— Supplied entries —

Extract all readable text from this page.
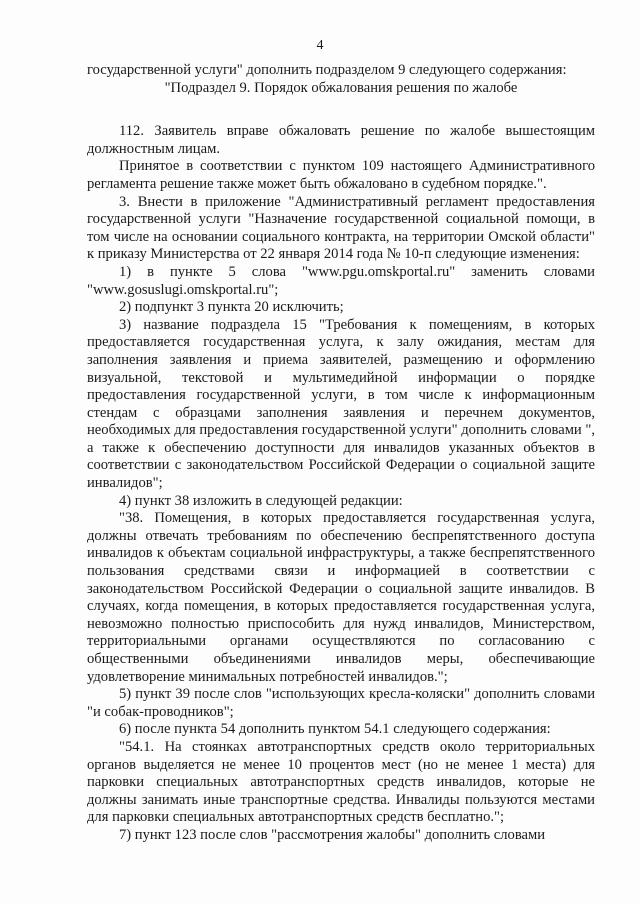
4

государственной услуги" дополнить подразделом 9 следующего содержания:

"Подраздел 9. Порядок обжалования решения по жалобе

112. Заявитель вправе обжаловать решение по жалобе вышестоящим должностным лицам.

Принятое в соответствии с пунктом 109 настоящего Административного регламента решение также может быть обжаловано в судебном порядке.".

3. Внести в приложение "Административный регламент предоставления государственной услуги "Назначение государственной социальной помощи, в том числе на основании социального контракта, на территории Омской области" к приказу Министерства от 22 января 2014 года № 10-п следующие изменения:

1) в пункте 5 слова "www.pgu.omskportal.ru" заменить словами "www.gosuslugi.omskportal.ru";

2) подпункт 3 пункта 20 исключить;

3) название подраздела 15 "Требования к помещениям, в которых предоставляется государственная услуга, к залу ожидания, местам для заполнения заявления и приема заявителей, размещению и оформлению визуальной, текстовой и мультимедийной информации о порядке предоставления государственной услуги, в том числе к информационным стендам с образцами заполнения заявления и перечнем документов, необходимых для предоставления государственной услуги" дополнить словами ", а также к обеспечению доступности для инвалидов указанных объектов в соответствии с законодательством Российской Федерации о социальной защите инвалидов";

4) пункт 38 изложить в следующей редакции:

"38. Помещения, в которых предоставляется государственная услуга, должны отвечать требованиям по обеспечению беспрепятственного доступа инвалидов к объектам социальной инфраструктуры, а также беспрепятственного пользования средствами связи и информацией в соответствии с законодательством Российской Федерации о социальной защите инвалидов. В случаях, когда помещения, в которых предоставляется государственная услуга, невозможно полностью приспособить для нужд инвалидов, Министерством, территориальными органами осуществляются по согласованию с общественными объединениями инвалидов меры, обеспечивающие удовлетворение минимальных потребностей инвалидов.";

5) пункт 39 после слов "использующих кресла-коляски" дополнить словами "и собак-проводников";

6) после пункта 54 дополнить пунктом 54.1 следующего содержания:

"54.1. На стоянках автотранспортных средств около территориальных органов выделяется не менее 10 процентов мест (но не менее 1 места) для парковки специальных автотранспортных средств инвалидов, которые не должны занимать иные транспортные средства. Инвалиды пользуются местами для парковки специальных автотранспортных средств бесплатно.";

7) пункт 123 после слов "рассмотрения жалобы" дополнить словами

---

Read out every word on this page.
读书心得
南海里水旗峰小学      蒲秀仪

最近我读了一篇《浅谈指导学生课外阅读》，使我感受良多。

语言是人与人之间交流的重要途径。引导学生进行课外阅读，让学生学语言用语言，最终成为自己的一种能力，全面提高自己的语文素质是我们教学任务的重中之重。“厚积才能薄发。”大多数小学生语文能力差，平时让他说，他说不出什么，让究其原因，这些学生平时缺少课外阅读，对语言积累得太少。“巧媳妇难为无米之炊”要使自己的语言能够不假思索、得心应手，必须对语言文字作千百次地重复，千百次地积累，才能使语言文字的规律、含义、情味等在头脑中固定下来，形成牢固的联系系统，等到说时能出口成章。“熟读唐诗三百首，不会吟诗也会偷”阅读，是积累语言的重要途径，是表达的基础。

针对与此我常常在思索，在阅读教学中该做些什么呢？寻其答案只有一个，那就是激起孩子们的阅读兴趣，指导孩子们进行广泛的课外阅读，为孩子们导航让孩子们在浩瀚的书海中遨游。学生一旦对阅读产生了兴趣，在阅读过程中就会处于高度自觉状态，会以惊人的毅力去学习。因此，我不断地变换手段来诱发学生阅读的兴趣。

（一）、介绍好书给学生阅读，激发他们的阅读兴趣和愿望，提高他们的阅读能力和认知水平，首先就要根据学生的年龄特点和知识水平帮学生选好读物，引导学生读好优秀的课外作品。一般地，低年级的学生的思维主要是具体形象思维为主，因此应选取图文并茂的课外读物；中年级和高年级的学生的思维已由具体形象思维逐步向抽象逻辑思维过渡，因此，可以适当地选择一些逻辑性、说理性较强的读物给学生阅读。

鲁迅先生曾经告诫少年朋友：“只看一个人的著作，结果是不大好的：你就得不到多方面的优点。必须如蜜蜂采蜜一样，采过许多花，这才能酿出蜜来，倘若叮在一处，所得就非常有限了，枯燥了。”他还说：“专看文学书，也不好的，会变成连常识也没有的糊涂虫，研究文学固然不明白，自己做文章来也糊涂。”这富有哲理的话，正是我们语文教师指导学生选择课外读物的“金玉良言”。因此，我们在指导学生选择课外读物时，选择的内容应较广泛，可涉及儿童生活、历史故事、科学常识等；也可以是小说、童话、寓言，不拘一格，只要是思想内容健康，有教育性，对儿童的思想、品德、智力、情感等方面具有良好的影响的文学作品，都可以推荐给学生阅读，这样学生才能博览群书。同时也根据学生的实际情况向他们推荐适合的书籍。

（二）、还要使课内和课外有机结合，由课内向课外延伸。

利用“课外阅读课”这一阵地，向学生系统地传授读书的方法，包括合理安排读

— Problem description —
Pull out every line of the records above that contains the word "законодательством".

— Right answer —
3) название подраздела 15 "Требования к помещениям, в которых предоставляется государственная услуга, к залу ожидания, местам для заполнения заявления и приема заявителей, размещению и оформлению визуальной, текстовой и мультимедийной информации о порядке предоставления государственной услуги, в том числе к информационным стендам с образцами заполнения заявления и перечнем документов, необходимых для предоставления государственной услуги" дополнить словами ", а также к обеспечению доступности для инвалидов указанных объектов в соответствии с законодательством Российской Федерации о социальной защите инвалидов";
"38. Помещения, в которых предоставляется государственная услуга, должны отвечать требованиям по обеспечению беспрепятственного доступа инвалидов к объектам социальной инфраструктуры, а также беспрепятственного пользования средствами связи и информацией в соответствии с законодательством Российской Федерации о социальной защите инвалидов. В случаях, когда помещения, в которых предоставляется государственная услуга, невозможно полностью приспособить для нужд инвалидов, Министерством, территориальными органами осуществляются по согласованию с общественными объединениями инвалидов меры, обеспечивающие удовлетворение минимальных потребностей инвалидов.";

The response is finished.